◆ **Prompt**
Reproduce the material word for word; the images stay out.
········
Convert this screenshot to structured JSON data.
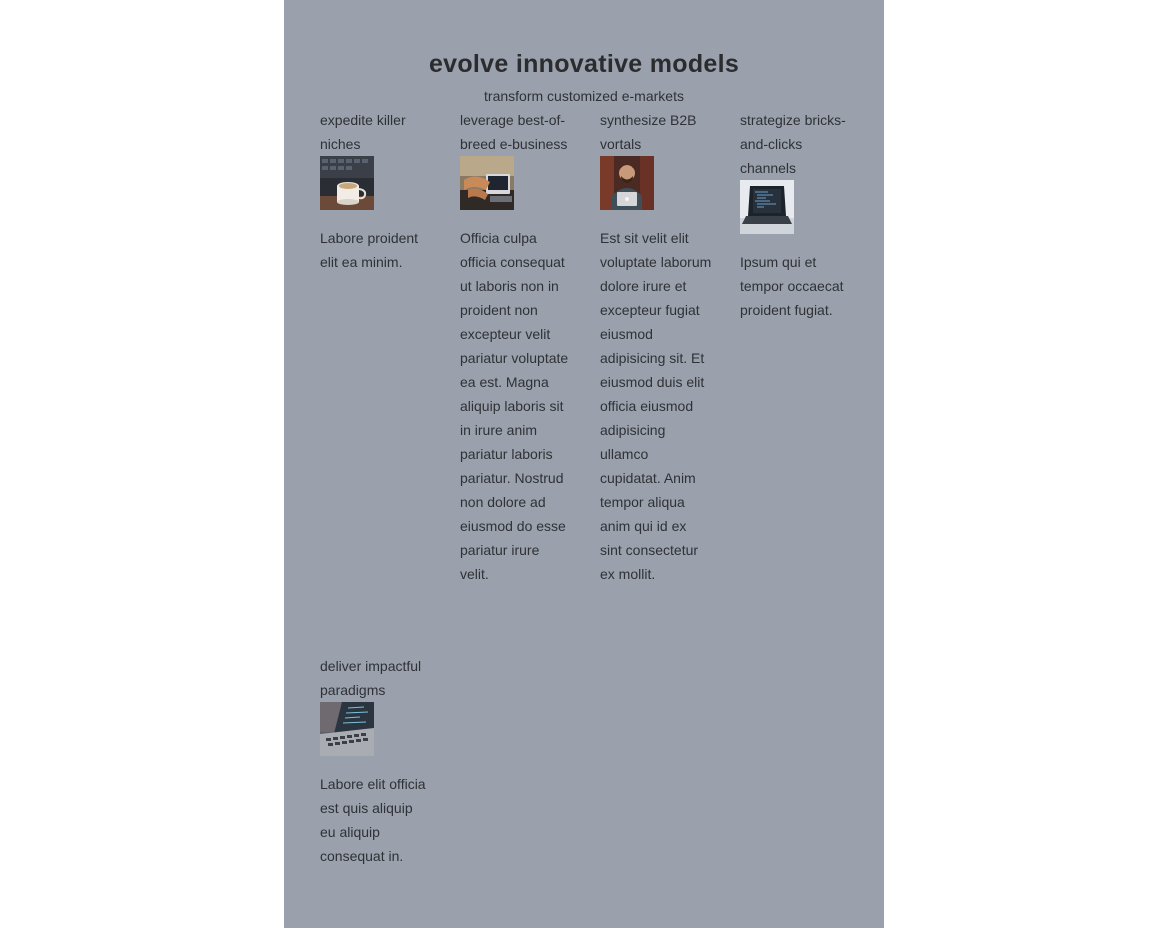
{
  "header": {
    "title": "evolve innovative models",
    "subtitle": "transform customized e-markets"
  },
  "cards": [
    {
      "heading": "expedite killer niches",
      "image": "coffee-mug-keyboard-photo",
      "body": "Labore proident elit ea minim."
    },
    {
      "heading": "leverage best-of-breed e-business",
      "image": "hands-typing-laptop-photo",
      "body": "Officia culpa officia consequat ut laboris non in proident non excepteur velit pariatur voluptate ea est. Magna aliquip laboris sit in irure anim pariatur laboris pariatur. Nostrud non dolore ad eiusmod do esse pariatur irure velit."
    },
    {
      "heading": "synthesize B2B vortals",
      "image": "man-smiling-laptop-photo",
      "body": "Est sit velit elit voluptate laborum dolore irure et excepteur fugiat eiusmod adipisicing sit. Et eiusmod duis elit officia eiusmod adipisicing ullamco cupidatat. Anim tempor aliqua anim qui id ex sint consectetur ex mollit."
    },
    {
      "heading": "strategize bricks-and-clicks channels",
      "image": "laptop-code-screen-photo",
      "body": "Ipsum qui et tempor occaecat proident fugiat."
    },
    {
      "heading": "deliver impactful paradigms",
      "image": "laptop-keyboard-closeup-photo",
      "body": "Labore elit officia est quis aliquip eu aliquip consequat in."
    }
  ]
}
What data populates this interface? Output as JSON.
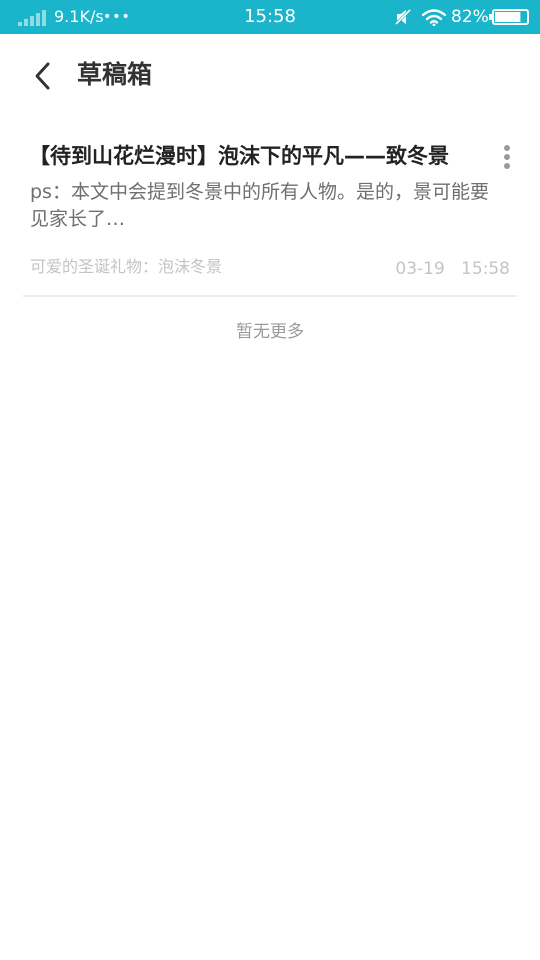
{
  "status_bar": {
    "net_speed": "9.1K/s",
    "net_dots": "•••",
    "time": "15:58",
    "battery_percent": "82%",
    "battery_level": 0.82,
    "background_color": "#1bb5cb",
    "icons": [
      "signal-icon",
      "mute-icon",
      "wifi-icon",
      "battery-icon"
    ]
  },
  "header": {
    "back_icon": "chevron-left-icon",
    "title": "草稿箱"
  },
  "drafts": [
    {
      "title": "【待到山花烂漫时】泡沫下的平凡——致冬景",
      "excerpt": "ps：本文中会提到冬景中的所有人物。是的，景可能要见家长了…",
      "category": "可爱的圣诞礼物：泡沫冬景",
      "date": "03-19",
      "time": "15:58",
      "menu_icon": "more-vertical-icon"
    }
  ],
  "footer": {
    "no_more_text": "暂无更多"
  }
}
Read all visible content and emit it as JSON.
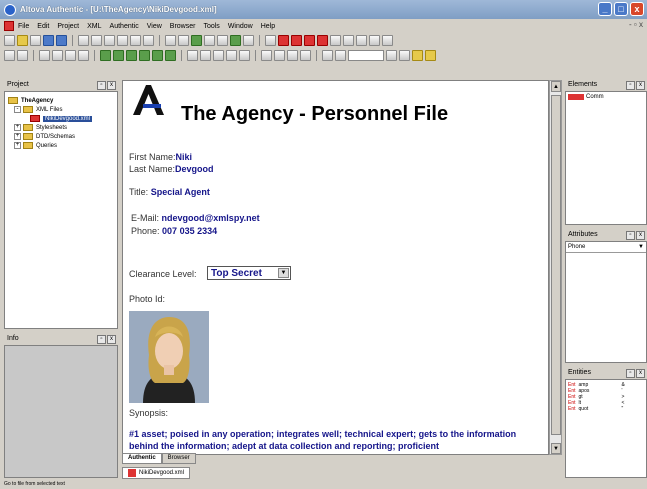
{
  "window": {
    "title": "Altova Authentic - [U:\\TheAgency\\NikiDevgood.xml]"
  },
  "menu": [
    "File",
    "Edit",
    "Project",
    "XML",
    "Authentic",
    "View",
    "Browser",
    "Tools",
    "Window",
    "Help"
  ],
  "project_panel": {
    "title": "Project",
    "root": "TheAgency",
    "items": [
      "XML Files",
      "NikiDevgood.xml",
      "Stylesheets",
      "DTD/Schemas",
      "Queries"
    ]
  },
  "info_panel": {
    "title": "Info"
  },
  "document": {
    "heading": "The Agency - Personnel File",
    "first_name_label": "First Name:",
    "first_name": "Niki",
    "last_name_label": "Last Name:",
    "last_name": "Devgood",
    "title_label": "Title:",
    "title": "Special Agent",
    "email_label": "E-Mail:",
    "email": "ndevgood@xmlspy.net",
    "phone_label": "Phone:",
    "phone": "007 035 2334",
    "clearance_label": "Clearance Level:",
    "clearance": "Top Secret",
    "photo_label": "Photo Id:",
    "synopsis_label": "Synopsis:",
    "synopsis": "#1 asset; poised in any operation; integrates well; technical expert; gets to the information behind the information; adept at data collection and reporting; proficient"
  },
  "view_tabs": [
    "Authentic",
    "Browser"
  ],
  "document_tab": "NikiDevgood.xml",
  "elements_panel": {
    "title": "Elements",
    "items": [
      "Comm"
    ]
  },
  "attributes_panel": {
    "title": "Attributes",
    "selected": "Phone"
  },
  "entities_panel": {
    "title": "Entities",
    "items": [
      {
        "type": "Ent",
        "name": "amp",
        "value": "&"
      },
      {
        "type": "Ent",
        "name": "apos",
        "value": "'"
      },
      {
        "type": "Ent",
        "name": "gt",
        "value": ">"
      },
      {
        "type": "Ent",
        "name": "lt",
        "value": "<"
      },
      {
        "type": "Ent",
        "name": "quot",
        "value": "\""
      }
    ]
  },
  "status": {
    "text": "Go to file from selected text"
  },
  "colors": {
    "accent": "#15158a",
    "titlebar": "#7f9ec4"
  }
}
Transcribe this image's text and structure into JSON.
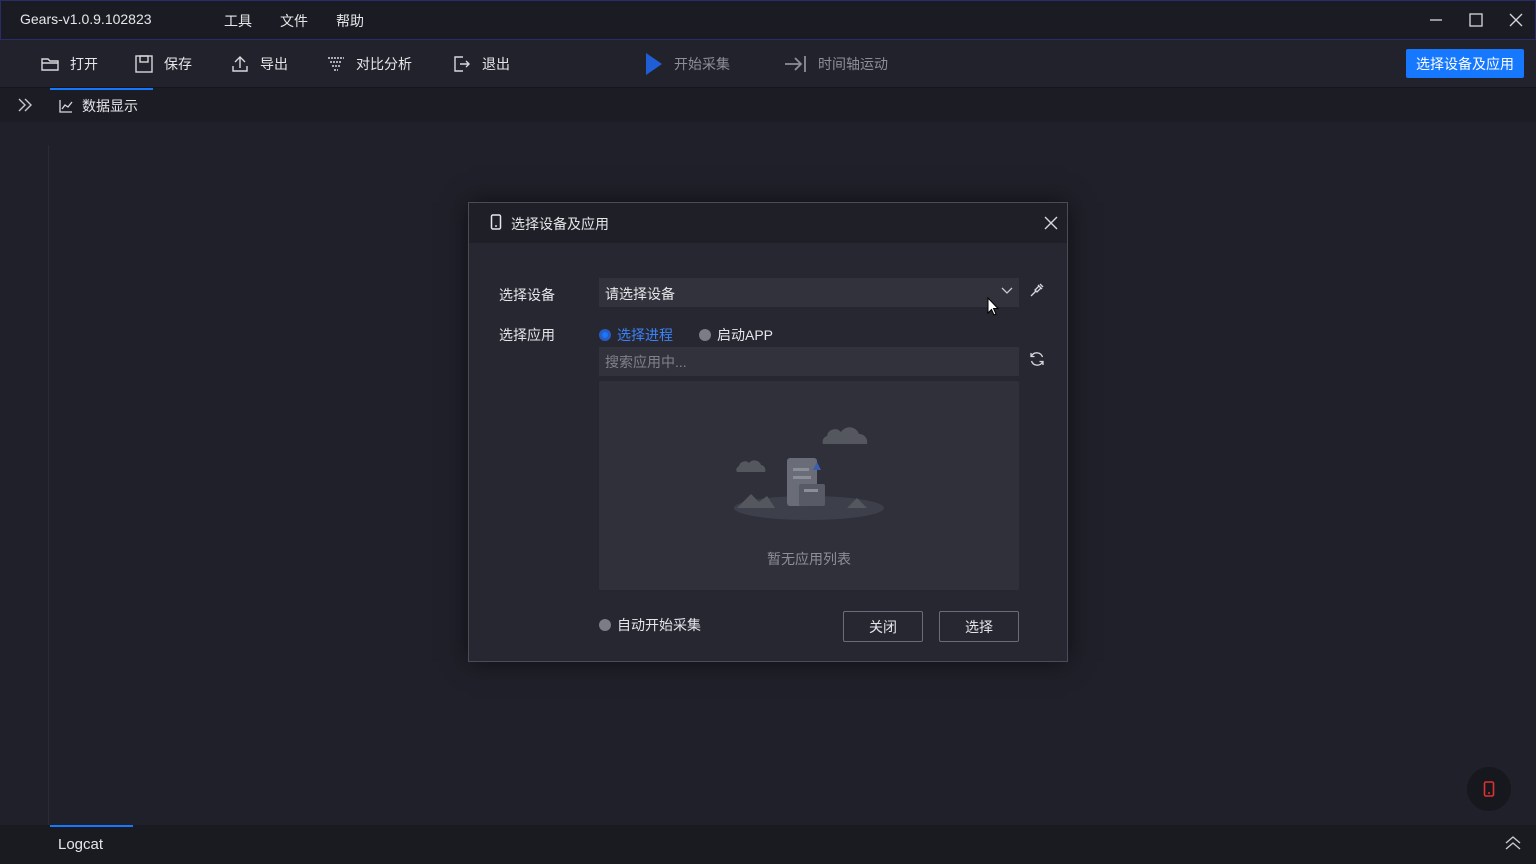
{
  "window": {
    "title": "Gears-v1.0.9.102823",
    "menu": [
      "工具",
      "文件",
      "帮助"
    ]
  },
  "toolbar": {
    "open": "打开",
    "save": "保存",
    "export": "导出",
    "compare": "对比分析",
    "exit": "退出",
    "start_capture": "开始采集",
    "timeline": "时间轴运动",
    "select_device_app": "选择设备及应用"
  },
  "tabs": {
    "data_display": "数据显示",
    "logcat": "Logcat"
  },
  "dialog": {
    "title": "选择设备及应用",
    "device_label": "选择设备",
    "device_value": "请选择设备",
    "app_label": "选择应用",
    "radio_process": "选择进程",
    "radio_launch": "启动APP",
    "search_placeholder": "搜索应用中...",
    "empty_list": "暂无应用列表",
    "auto_start": "自动开始采集",
    "close_button": "关闭",
    "select_button": "选择"
  },
  "colors": {
    "accent": "#1677ff",
    "background": "#1f2029",
    "alert_icon": "#e03131"
  }
}
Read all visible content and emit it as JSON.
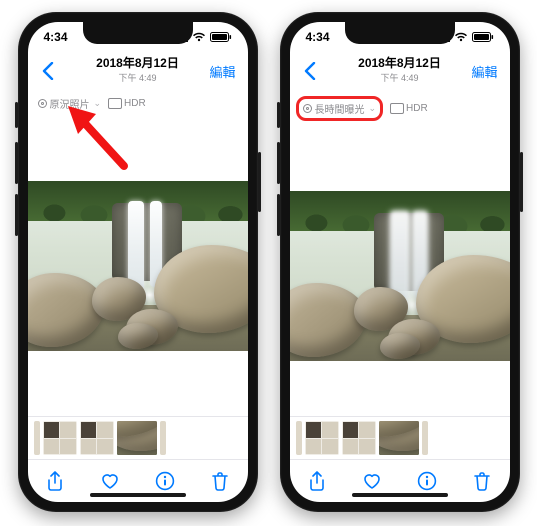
{
  "status": {
    "time": "4:34"
  },
  "nav": {
    "date": "2018年8月12日",
    "time": "下午 4:49",
    "edit": "編輯"
  },
  "badges": {
    "live_original": "原況照片",
    "live_longexp": "長時間曝光",
    "hdr": "HDR"
  },
  "colors": {
    "accent": "#007aff",
    "highlight": "#f02626"
  }
}
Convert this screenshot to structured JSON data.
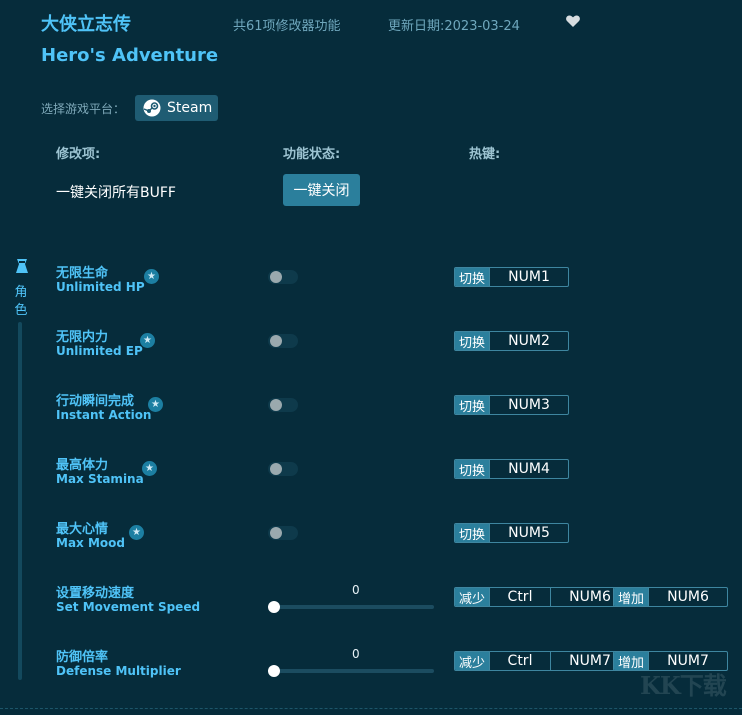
{
  "header": {
    "title_cn": "大侠立志传",
    "title_en": "Hero's Adventure",
    "feature_count": "共61项修改器功能",
    "update_date": "更新日期:2023-03-24"
  },
  "platform": {
    "label": "选择游戏平台：",
    "button": "Steam"
  },
  "columns": {
    "item": "修改项:",
    "status": "功能状态:",
    "hotkey": "热键:"
  },
  "global": {
    "label": "一键关闭所有BUFF",
    "button": "一键关闭"
  },
  "sidebar": {
    "category": "角色"
  },
  "toggle_rows": [
    {
      "cn": "无限生命",
      "en": "Unlimited HP",
      "tag": "切换",
      "key": "NUM1",
      "on": false
    },
    {
      "cn": "无限内力",
      "en": "Unlimited EP",
      "tag": "切换",
      "key": "NUM2",
      "on": false
    },
    {
      "cn": "行动瞬间完成",
      "en": "Instant Action",
      "tag": "切换",
      "key": "NUM3",
      "on": false
    },
    {
      "cn": "最高体力",
      "en": "Max Stamina",
      "tag": "切换",
      "key": "NUM4",
      "on": false
    },
    {
      "cn": "最大心情",
      "en": "Max Mood",
      "tag": "切换",
      "key": "NUM5",
      "on": false
    }
  ],
  "slider_rows": [
    {
      "cn": "设置移动速度",
      "en": "Set Movement Speed",
      "value": "0",
      "dec_tag": "减少",
      "dec_mod": "Ctrl",
      "dec_key": "NUM6",
      "inc_tag": "增加",
      "inc_key": "NUM6"
    },
    {
      "cn": "防御倍率",
      "en": "Defense Multiplier",
      "value": "0",
      "dec_tag": "减少",
      "dec_mod": "Ctrl",
      "dec_key": "NUM7",
      "inc_tag": "增加",
      "inc_key": "NUM7"
    }
  ],
  "icons": {
    "favorite": "heart-icon",
    "star": "star-icon",
    "steam": "steam-icon",
    "category": "character-icon"
  },
  "colors": {
    "background": "#062c3b",
    "accent": "#4fc3f7",
    "button": "#2b7f9c"
  },
  "watermark": "KK下载"
}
········
◆ **Written solution**
Convert this screenshot to structured JSON data.
{
  "header": {
    "title": "evolve innovative models",
    "subtitle": "transform customized e-markets"
  },
  "cards": [
    {
      "heading": "expedite killer niches",
      "image": "coffee-mug-keyboard-photo",
      "body": "Labore proident elit ea minim."
    },
    {
      "heading": "leverage best-of-breed e-business",
      "image": "hands-typing-laptop-photo",
      "body": "Officia culpa officia consequat ut laboris non in proident non excepteur velit pariatur voluptate ea est. Magna aliquip laboris sit in irure anim pariatur laboris pariatur. Nostrud non dolore ad eiusmod do esse pariatur irure velit."
    },
    {
      "heading": "synthesize B2B vortals",
      "image": "man-smiling-laptop-photo",
      "body": "Est sit velit elit voluptate laborum dolore irure et excepteur fugiat eiusmod adipisicing sit. Et eiusmod duis elit officia eiusmod adipisicing ullamco cupidatat. Anim tempor aliqua anim qui id ex sint consectetur ex mollit."
    },
    {
      "heading": "strategize bricks-and-clicks channels",
      "image": "laptop-code-screen-photo",
      "body": "Ipsum qui et tempor occaecat proident fugiat."
    },
    {
      "heading": "deliver impactful paradigms",
      "image": "laptop-keyboard-closeup-photo",
      "body": "Labore elit officia est quis aliquip eu aliquip consequat in."
    }
  ]
}
What data populates this interface? Output as JSON.
{
  "status_bar": {
    "net_speed": "9.1K/s",
    "net_dots": "•••",
    "time": "15:58",
    "battery_percent": "82%",
    "battery_level": 0.82,
    "background_color": "#1bb5cb",
    "icons": [
      "signal-icon",
      "mute-icon",
      "wifi-icon",
      "battery-icon"
    ]
  },
  "header": {
    "back_icon": "chevron-left-icon",
    "title": "草稿箱"
  },
  "drafts": [
    {
      "title": "【待到山花烂漫时】泡沫下的平凡——致冬景",
      "excerpt": "ps：本文中会提到冬景中的所有人物。是的，景可能要见家长了…",
      "category": "可爱的圣诞礼物：泡沫冬景",
      "date": "03-19",
      "time": "15:58",
      "menu_icon": "more-vertical-icon"
    }
  ],
  "footer": {
    "no_more_text": "暂无更多"
  }
}
Read all visible content and emit it as JSON.
{
  "window": {
    "title": "Altova Authentic - [U:\\TheAgency\\NikiDevgood.xml]"
  },
  "menu": [
    "File",
    "Edit",
    "Project",
    "XML",
    "Authentic",
    "View",
    "Browser",
    "Tools",
    "Window",
    "Help"
  ],
  "project_panel": {
    "title": "Project",
    "root": "TheAgency",
    "items": [
      "XML Files",
      "NikiDevgood.xml",
      "Stylesheets",
      "DTD/Schemas",
      "Queries"
    ]
  },
  "info_panel": {
    "title": "Info"
  },
  "document": {
    "heading": "The Agency - Personnel File",
    "first_name_label": "First Name:",
    "first_name": "Niki",
    "last_name_label": "Last Name:",
    "last_name": "Devgood",
    "title_label": "Title:",
    "title": "Special Agent",
    "email_label": "E-Mail:",
    "email": "ndevgood@xmlspy.net",
    "phone_label": "Phone:",
    "phone": "007 035 2334",
    "clearance_label": "Clearance Level:",
    "clearance": "Top Secret",
    "photo_label": "Photo Id:",
    "synopsis_label": "Synopsis:",
    "synopsis": "#1 asset; poised in any operation; integrates well; technical expert; gets to the information behind the information; adept at data collection and reporting; proficient"
  },
  "view_tabs": [
    "Authentic",
    "Browser"
  ],
  "document_tab": "NikiDevgood.xml",
  "elements_panel": {
    "title": "Elements",
    "items": [
      "Comm"
    ]
  },
  "attributes_panel": {
    "title": "Attributes",
    "selected": "Phone"
  },
  "entities_panel": {
    "title": "Entities",
    "items": [
      {
        "type": "Ent",
        "name": "amp",
        "value": "&"
      },
      {
        "type": "Ent",
        "name": "apos",
        "value": "'"
      },
      {
        "type": "Ent",
        "name": "gt",
        "value": ">"
      },
      {
        "type": "Ent",
        "name": "lt",
        "value": "<"
      },
      {
        "type": "Ent",
        "name": "quot",
        "value": "\""
      }
    ]
  },
  "status": {
    "text": "Go to file from selected text"
  },
  "colors": {
    "accent": "#15158a",
    "titlebar": "#7f9ec4"
  }
}
Transcribe this image's text and structure into JSON.
{
  "window": {
    "title": "Gears-v1.0.9.102823",
    "menu": [
      "工具",
      "文件",
      "帮助"
    ]
  },
  "toolbar": {
    "open": "打开",
    "save": "保存",
    "export": "导出",
    "compare": "对比分析",
    "exit": "退出",
    "start_capture": "开始采集",
    "timeline": "时间轴运动",
    "select_device_app": "选择设备及应用"
  },
  "tabs": {
    "data_display": "数据显示",
    "logcat": "Logcat"
  },
  "dialog": {
    "title": "选择设备及应用",
    "device_label": "选择设备",
    "device_value": "请选择设备",
    "app_label": "选择应用",
    "radio_process": "选择进程",
    "radio_launch": "启动APP",
    "search_placeholder": "搜索应用中...",
    "empty_list": "暂无应用列表",
    "auto_start": "自动开始采集",
    "close_button": "关闭",
    "select_button": "选择"
  },
  "colors": {
    "accent": "#1677ff",
    "background": "#1f2029",
    "alert_icon": "#e03131"
  }
}
Read all visible content and emit it as JSON.
{
  "status": {
    "time": "4:34"
  },
  "nav": {
    "date": "2018年8月12日",
    "time": "下午 4:49",
    "edit": "編輯"
  },
  "badges": {
    "live_original": "原況照片",
    "live_longexp": "長時間曝光",
    "hdr": "HDR"
  },
  "colors": {
    "accent": "#007aff",
    "highlight": "#f02626"
  }
}
Convert this screenshot to structured JSON data.
{
  "header": {
    "title_cn": "大侠立志传",
    "title_en": "Hero's Adventure",
    "feature_count": "共61项修改器功能",
    "update_date": "更新日期:2023-03-24"
  },
  "platform": {
    "label": "选择游戏平台：",
    "button": "Steam"
  },
  "columns": {
    "item": "修改项:",
    "status": "功能状态:",
    "hotkey": "热键:"
  },
  "global": {
    "label": "一键关闭所有BUFF",
    "button": "一键关闭"
  },
  "sidebar": {
    "category": "角色"
  },
  "toggle_rows": [
    {
      "cn": "无限生命",
      "en": "Unlimited HP",
      "tag": "切换",
      "key": "NUM1",
      "on": false
    },
    {
      "cn": "无限内力",
      "en": "Unlimited EP",
      "tag": "切换",
      "key": "NUM2",
      "on": false
    },
    {
      "cn": "行动瞬间完成",
      "en": "Instant Action",
      "tag": "切换",
      "key": "NUM3",
      "on": false
    },
    {
      "cn": "最高体力",
      "en": "Max Stamina",
      "tag": "切换",
      "key": "NUM4",
      "on": false
    },
    {
      "cn": "最大心情",
      "en": "Max Mood",
      "tag": "切换",
      "key": "NUM5",
      "on": false
    }
  ],
  "slider_rows": [
    {
      "cn": "设置移动速度",
      "en": "Set Movement Speed",
      "value": "0",
      "dec_tag": "减少",
      "dec_mod": "Ctrl",
      "dec_key": "NUM6",
      "inc_tag": "增加",
      "inc_key": "NUM6"
    },
    {
      "cn": "防御倍率",
      "en": "Defense Multiplier",
      "value": "0",
      "dec_tag": "减少",
      "dec_mod": "Ctrl",
      "dec_key": "NUM7",
      "inc_tag": "增加",
      "inc_key": "NUM7"
    }
  ],
  "icons": {
    "favorite": "heart-icon",
    "star": "star-icon",
    "steam": "steam-icon",
    "category": "character-icon"
  },
  "colors": {
    "background": "#062c3b",
    "accent": "#4fc3f7",
    "button": "#2b7f9c"
  },
  "watermark": "KK下载"
}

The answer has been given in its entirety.